• [SHORT PROBLEM] Locate each line containing the string "mail" and copy it out.

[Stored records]
####
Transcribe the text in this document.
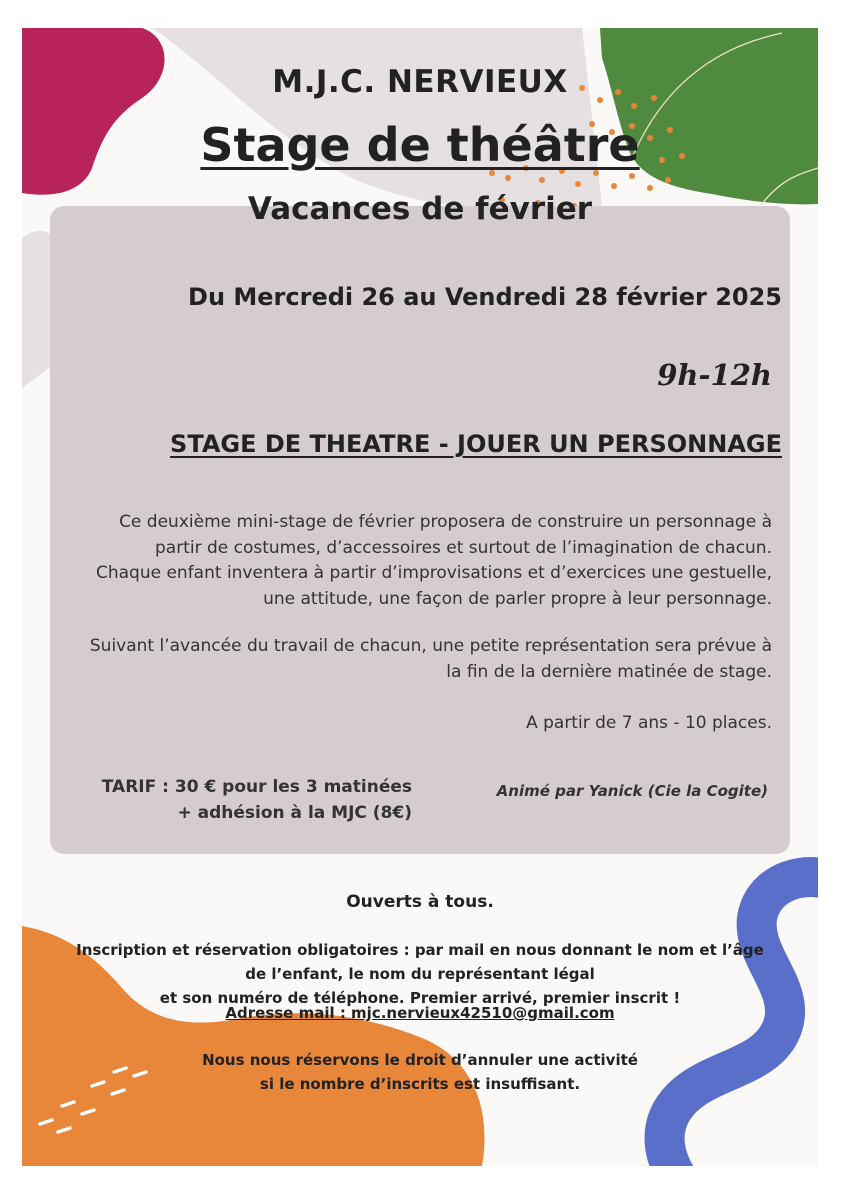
M.J.C. NERVIEUX
Stage de théâtre
Vacances de février
Du Mercredi 26 au Vendredi 28 février 2025
9h-12h
STAGE DE THEATRE - JOUER UN PERSONNAGE
Ce deuxième mini-stage de février proposera de construire un personnage à
partir de costumes, d’accessoires et surtout de l’imagination de chacun.
Chaque enfant inventera à partir d’improvisations et d’exercices une gestuelle,
une attitude, une façon de parler propre à leur personnage.
Suivant l’avancée du travail de chacun, une petite représentation sera prévue à
la fin de la dernière matinée de stage.
A partir de 7 ans - 10 places.
TARIF : 30 € pour les 3 matinées
+ adhésion à la MJC (8€)
Animé par Yanick (Cie la Cogite)
Ouverts à tous.
Inscription et réservation obligatoires : par mail en nous donnant le nom et l’âge
de l’enfant, le nom du représentant légal
et son numéro de téléphone. Premier arrivé, premier inscrit !
Adresse mail : mjc.nervieux42510@gmail.com
Nous nous réservons le droit d’annuler une activité
si le nombre d’inscrits est insuffisant.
####
• [ANSWER TO THIS TASK]
Inscription et réservation obligatoires : par mail en nous donnant le nom et l’âge
Adresse mail : mjc.nervieux42510@gmail.com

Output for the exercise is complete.